┌──

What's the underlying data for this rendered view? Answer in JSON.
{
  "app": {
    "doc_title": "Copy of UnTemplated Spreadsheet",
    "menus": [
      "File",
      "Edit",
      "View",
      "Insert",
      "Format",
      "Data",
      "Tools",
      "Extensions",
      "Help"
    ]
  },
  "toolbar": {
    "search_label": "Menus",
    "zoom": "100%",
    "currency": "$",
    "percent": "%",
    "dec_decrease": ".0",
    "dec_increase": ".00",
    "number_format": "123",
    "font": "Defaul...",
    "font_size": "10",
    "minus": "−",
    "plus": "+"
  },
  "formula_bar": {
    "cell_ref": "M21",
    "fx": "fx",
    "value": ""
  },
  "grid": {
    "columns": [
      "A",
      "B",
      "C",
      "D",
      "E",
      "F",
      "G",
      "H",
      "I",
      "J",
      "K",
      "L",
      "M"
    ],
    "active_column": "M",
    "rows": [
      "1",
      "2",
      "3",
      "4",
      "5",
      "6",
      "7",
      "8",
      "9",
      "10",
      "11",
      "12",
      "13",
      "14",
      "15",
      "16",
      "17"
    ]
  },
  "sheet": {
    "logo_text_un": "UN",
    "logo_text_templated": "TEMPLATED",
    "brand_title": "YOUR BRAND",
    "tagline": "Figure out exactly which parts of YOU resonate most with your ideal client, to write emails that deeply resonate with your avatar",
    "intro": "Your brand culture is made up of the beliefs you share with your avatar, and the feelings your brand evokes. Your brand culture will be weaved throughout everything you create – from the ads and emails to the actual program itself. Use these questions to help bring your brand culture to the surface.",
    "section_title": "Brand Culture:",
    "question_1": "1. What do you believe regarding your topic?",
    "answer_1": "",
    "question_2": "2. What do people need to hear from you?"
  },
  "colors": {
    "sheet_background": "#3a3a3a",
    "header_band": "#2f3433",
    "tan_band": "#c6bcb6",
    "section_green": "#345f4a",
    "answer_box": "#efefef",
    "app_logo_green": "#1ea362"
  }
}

└──

#### What to work on:
Reproduce every record above exactly as it appears.

#### Written response:
What's the underlying data for this rendered view? Answer in JSON.
{
  "app": {
    "doc_title": "Copy of UnTemplated Spreadsheet",
    "menus": [
      "File",
      "Edit",
      "View",
      "Insert",
      "Format",
      "Data",
      "Tools",
      "Extensions",
      "Help"
    ]
  },
  "toolbar": {
    "search_label": "Menus",
    "zoom": "100%",
    "currency": "$",
    "percent": "%",
    "dec_decrease": ".0",
    "dec_increase": ".00",
    "number_format": "123",
    "font": "Defaul...",
    "font_size": "10",
    "minus": "−",
    "plus": "+"
  },
  "formula_bar": {
    "cell_ref": "M21",
    "fx": "fx",
    "value": ""
  },
  "grid": {
    "columns": [
      "A",
      "B",
      "C",
      "D",
      "E",
      "F",
      "G",
      "H",
      "I",
      "J",
      "K",
      "L",
      "M"
    ],
    "active_column": "M",
    "rows": [
      "1",
      "2",
      "3",
      "4",
      "5",
      "6",
      "7",
      "8",
      "9",
      "10",
      "11",
      "12",
      "13",
      "14",
      "15",
      "16",
      "17"
    ]
  },
  "sheet": {
    "logo_text_un": "UN",
    "logo_text_templated": "TEMPLATED",
    "brand_title": "YOUR BRAND",
    "tagline": "Figure out exactly which parts of YOU resonate most with your ideal client, to write emails that deeply resonate with your avatar",
    "intro": "Your brand culture is made up of the beliefs you share with your avatar, and the feelings your brand evokes. Your brand culture will be weaved throughout everything you create – from the ads and emails to the actual program itself. Use these questions to help bring your brand culture to the surface.",
    "section_title": "Brand Culture:",
    "question_1": "1. What do you believe regarding your topic?",
    "answer_1": "",
    "question_2": "2. What do people need to hear from you?"
  },
  "colors": {
    "sheet_background": "#3a3a3a",
    "header_band": "#2f3433",
    "tan_band": "#c6bcb6",
    "section_green": "#345f4a",
    "answer_box": "#efefef",
    "app_logo_green": "#1ea362"
  }
}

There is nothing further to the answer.